**MATERIAL FOR THE TASK**
·····

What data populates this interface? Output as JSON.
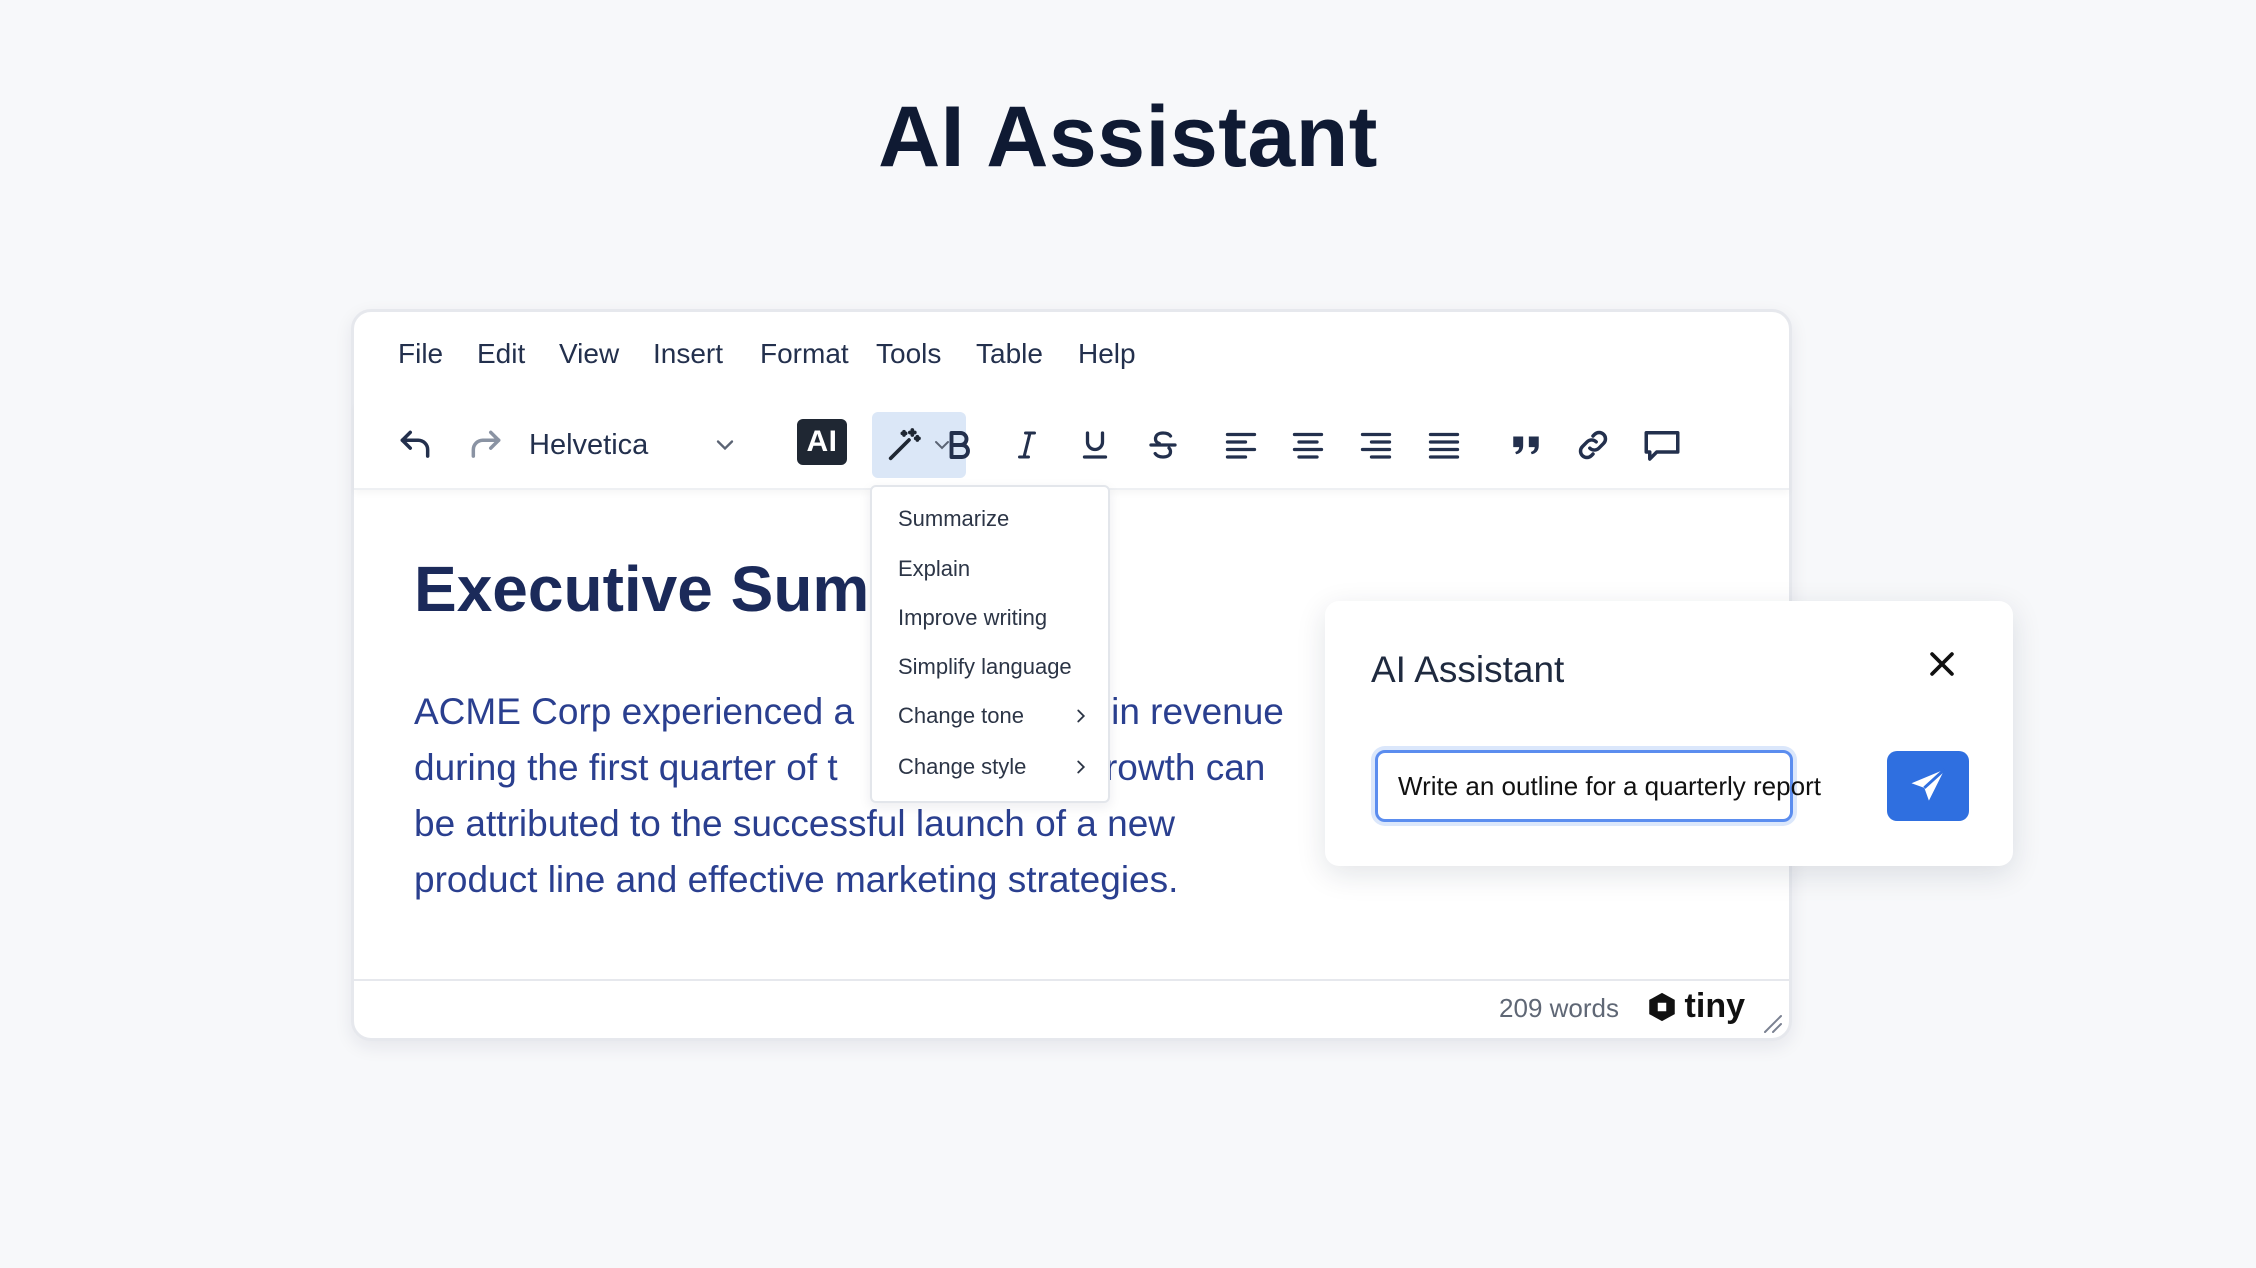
{
  "page": {
    "title": "AI Assistant"
  },
  "menubar": {
    "items": [
      "File",
      "Edit",
      "View",
      "Insert",
      "Format",
      "Tools",
      "Table",
      "Help"
    ]
  },
  "toolbar": {
    "font": "Helvetica",
    "ai_label": "AI",
    "icons": [
      "undo-icon",
      "redo-icon",
      "chevron-down-icon",
      "ai-icon",
      "magic-wand-icon",
      "bold-icon",
      "italic-icon",
      "underline-icon",
      "strikethrough-icon",
      "align-left-icon",
      "align-center-icon",
      "align-right-icon",
      "align-justify-icon",
      "quote-icon",
      "link-icon",
      "comment-icon"
    ]
  },
  "dropdown": {
    "items": [
      {
        "label": "Summarize",
        "submenu": false
      },
      {
        "label": "Explain",
        "submenu": false
      },
      {
        "label": "Improve writing",
        "submenu": false
      },
      {
        "label": "Simplify language",
        "submenu": false
      },
      {
        "label": "Change tone",
        "submenu": true
      },
      {
        "label": "Change style",
        "submenu": true
      }
    ]
  },
  "document": {
    "heading": "Executive Sum",
    "para_lines": [
      "ACME Corp experienced a                         in revenue",
      "during the first quarter of t                        growth can",
      "be attributed to the successful launch of a new",
      "product line and effective marketing strategies."
    ]
  },
  "statusbar": {
    "word_count": "209 words",
    "brand": "tiny"
  },
  "ai_panel": {
    "title": "AI Assistant",
    "input_value": "Write an outline for a quarterly report",
    "send_icon": "send-icon",
    "close_icon": "close-icon"
  },
  "colors": {
    "accent": "#2f6fe0",
    "heading": "#1b2a5a",
    "body_text": "#2a3f8f",
    "wand_active_bg": "#dbe7f7"
  }
}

·····

**OBJECTIVE**
Copy every line in the records above that contains the word "title".

**ANSWER IN FULL**
    "title": "AI Assistant"
    "title": "AI Assistant",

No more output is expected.